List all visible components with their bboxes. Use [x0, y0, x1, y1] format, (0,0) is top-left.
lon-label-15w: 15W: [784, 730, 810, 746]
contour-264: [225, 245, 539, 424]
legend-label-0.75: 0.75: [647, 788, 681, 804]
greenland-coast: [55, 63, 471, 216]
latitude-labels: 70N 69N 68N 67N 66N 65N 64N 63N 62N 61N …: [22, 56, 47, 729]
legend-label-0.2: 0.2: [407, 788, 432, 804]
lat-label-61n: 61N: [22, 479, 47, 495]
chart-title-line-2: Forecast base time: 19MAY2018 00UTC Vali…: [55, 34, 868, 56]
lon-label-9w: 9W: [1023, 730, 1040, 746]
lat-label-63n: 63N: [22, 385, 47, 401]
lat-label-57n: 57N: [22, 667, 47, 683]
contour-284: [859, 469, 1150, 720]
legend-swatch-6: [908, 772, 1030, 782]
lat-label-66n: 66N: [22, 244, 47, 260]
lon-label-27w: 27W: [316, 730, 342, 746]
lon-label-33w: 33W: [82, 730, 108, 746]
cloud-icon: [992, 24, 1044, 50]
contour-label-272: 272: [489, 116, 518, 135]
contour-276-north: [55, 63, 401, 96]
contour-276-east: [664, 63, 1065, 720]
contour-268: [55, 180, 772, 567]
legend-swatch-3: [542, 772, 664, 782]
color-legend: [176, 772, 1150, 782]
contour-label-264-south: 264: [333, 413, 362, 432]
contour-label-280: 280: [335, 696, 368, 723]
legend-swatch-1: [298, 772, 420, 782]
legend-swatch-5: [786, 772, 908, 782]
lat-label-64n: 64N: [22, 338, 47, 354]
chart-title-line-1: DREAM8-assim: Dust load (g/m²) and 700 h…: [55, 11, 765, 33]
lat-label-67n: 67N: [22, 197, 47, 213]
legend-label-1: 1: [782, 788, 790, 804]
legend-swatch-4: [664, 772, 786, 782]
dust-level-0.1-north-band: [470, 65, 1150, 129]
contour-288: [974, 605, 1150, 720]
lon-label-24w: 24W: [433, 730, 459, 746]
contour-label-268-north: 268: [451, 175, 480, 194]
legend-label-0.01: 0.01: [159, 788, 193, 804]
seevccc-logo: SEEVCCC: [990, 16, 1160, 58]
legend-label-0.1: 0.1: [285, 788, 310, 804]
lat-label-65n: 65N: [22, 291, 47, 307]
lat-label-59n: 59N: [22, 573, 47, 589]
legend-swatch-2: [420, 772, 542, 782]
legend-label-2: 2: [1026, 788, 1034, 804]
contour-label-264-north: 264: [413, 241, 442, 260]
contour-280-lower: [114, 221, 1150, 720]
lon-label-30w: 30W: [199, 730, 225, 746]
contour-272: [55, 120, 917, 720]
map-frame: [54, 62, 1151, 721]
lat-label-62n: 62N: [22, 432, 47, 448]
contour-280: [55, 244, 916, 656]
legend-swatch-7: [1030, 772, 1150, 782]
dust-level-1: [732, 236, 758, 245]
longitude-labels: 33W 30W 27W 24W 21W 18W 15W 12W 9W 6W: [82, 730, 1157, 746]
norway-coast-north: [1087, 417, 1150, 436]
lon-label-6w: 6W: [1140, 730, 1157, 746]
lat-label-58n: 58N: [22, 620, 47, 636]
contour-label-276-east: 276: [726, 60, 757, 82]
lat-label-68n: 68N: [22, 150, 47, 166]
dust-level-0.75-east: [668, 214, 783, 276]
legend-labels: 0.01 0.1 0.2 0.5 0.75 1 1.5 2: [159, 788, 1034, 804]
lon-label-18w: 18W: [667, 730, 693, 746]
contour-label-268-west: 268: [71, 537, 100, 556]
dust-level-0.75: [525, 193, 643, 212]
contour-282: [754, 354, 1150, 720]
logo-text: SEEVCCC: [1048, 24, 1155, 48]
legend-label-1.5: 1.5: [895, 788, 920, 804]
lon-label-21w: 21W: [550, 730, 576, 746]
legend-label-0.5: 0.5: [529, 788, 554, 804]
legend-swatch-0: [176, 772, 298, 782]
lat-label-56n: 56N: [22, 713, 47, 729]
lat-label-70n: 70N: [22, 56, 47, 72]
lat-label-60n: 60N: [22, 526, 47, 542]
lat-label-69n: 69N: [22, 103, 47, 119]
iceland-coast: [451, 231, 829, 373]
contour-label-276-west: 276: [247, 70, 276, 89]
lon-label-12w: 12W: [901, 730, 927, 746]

§ **TASK TO CARRY OUT**: Reproduce every line of the entries above word for word, in the same order.

§ **TASK OUTPUT**:
List all visible components with their bboxes. Use [x0, y0, x1, y1] format, (0,0) is top-left.
lon-label-15w: 15W: [784, 730, 810, 746]
contour-264: [225, 245, 539, 424]
legend-label-0.75: 0.75: [647, 788, 681, 804]
greenland-coast: [55, 63, 471, 216]
latitude-labels: 70N 69N 68N 67N 66N 65N 64N 63N 62N 61N …: [22, 56, 47, 729]
legend-label-0.2: 0.2: [407, 788, 432, 804]
lat-label-61n: 61N: [22, 479, 47, 495]
chart-title-line-2: Forecast base time: 19MAY2018 00UTC Vali…: [55, 34, 868, 56]
lon-label-9w: 9W: [1023, 730, 1040, 746]
lat-label-63n: 63N: [22, 385, 47, 401]
lat-label-57n: 57N: [22, 667, 47, 683]
contour-284: [859, 469, 1150, 720]
legend-swatch-6: [908, 772, 1030, 782]
lat-label-66n: 66N: [22, 244, 47, 260]
lon-label-27w: 27W: [316, 730, 342, 746]
lon-label-33w: 33W: [82, 730, 108, 746]
cloud-icon: [992, 24, 1044, 50]
contour-label-272: 272: [489, 116, 518, 135]
contour-276-north: [55, 63, 401, 96]
contour-276-east: [664, 63, 1065, 720]
contour-268: [55, 180, 772, 567]
legend-swatch-3: [542, 772, 664, 782]
color-legend: [176, 772, 1150, 782]
contour-label-264-south: 264: [333, 413, 362, 432]
contour-label-280: 280: [335, 696, 368, 723]
legend-swatch-1: [298, 772, 420, 782]
legend-swatch-5: [786, 772, 908, 782]
lat-label-64n: 64N: [22, 338, 47, 354]
chart-title-line-1: DREAM8-assim: Dust load (g/m²) and 700 h…: [55, 11, 765, 33]
lat-label-67n: 67N: [22, 197, 47, 213]
legend-label-1: 1: [782, 788, 790, 804]
legend-swatch-4: [664, 772, 786, 782]
dust-level-0.1-north-band: [470, 65, 1150, 129]
contour-288: [974, 605, 1150, 720]
lon-label-24w: 24W: [433, 730, 459, 746]
contour-label-268-north: 268: [451, 175, 480, 194]
legend-label-0.01: 0.01: [159, 788, 193, 804]
seevccc-logo: SEEVCCC: [990, 16, 1160, 58]
legend-label-0.1: 0.1: [285, 788, 310, 804]
lat-label-65n: 65N: [22, 291, 47, 307]
lat-label-59n: 59N: [22, 573, 47, 589]
legend-swatch-2: [420, 772, 542, 782]
legend-label-2: 2: [1026, 788, 1034, 804]
contour-label-264-north: 264: [413, 241, 442, 260]
contour-280-lower: [114, 221, 1150, 720]
lon-label-30w: 30W: [199, 730, 225, 746]
contour-272: [55, 120, 917, 720]
map-frame: [54, 62, 1151, 721]
lat-label-62n: 62N: [22, 432, 47, 448]
contour-280: [55, 244, 916, 656]
legend-swatch-7: [1030, 772, 1150, 782]
dust-level-1: [732, 236, 758, 245]
longitude-labels: 33W 30W 27W 24W 21W 18W 15W 12W 9W 6W: [82, 730, 1157, 746]
norway-coast-north: [1087, 417, 1150, 436]
lon-label-6w: 6W: [1140, 730, 1157, 746]
lat-label-58n: 58N: [22, 620, 47, 636]
contour-label-276-east: 276: [726, 60, 757, 82]
lat-label-68n: 68N: [22, 150, 47, 166]
dust-level-0.75-east: [668, 214, 783, 276]
legend-labels: 0.01 0.1 0.2 0.5 0.75 1 1.5 2: [159, 788, 1034, 804]
lon-label-18w: 18W: [667, 730, 693, 746]
contour-label-268-west: 268: [71, 537, 100, 556]
dust-level-0.75: [525, 193, 643, 212]
contour-282: [754, 354, 1150, 720]
logo-text: SEEVCCC: [1048, 24, 1155, 48]
legend-label-1.5: 1.5: [895, 788, 920, 804]
lon-label-21w: 21W: [550, 730, 576, 746]
legend-label-0.5: 0.5: [529, 788, 554, 804]
legend-swatch-0: [176, 772, 298, 782]
lat-label-56n: 56N: [22, 713, 47, 729]
lat-label-70n: 70N: [22, 56, 47, 72]
lat-label-60n: 60N: [22, 526, 47, 542]
lat-label-69n: 69N: [22, 103, 47, 119]
iceland-coast: [451, 231, 829, 373]
contour-label-276-west: 276: [247, 70, 276, 89]
lon-label-12w: 12W: [901, 730, 927, 746]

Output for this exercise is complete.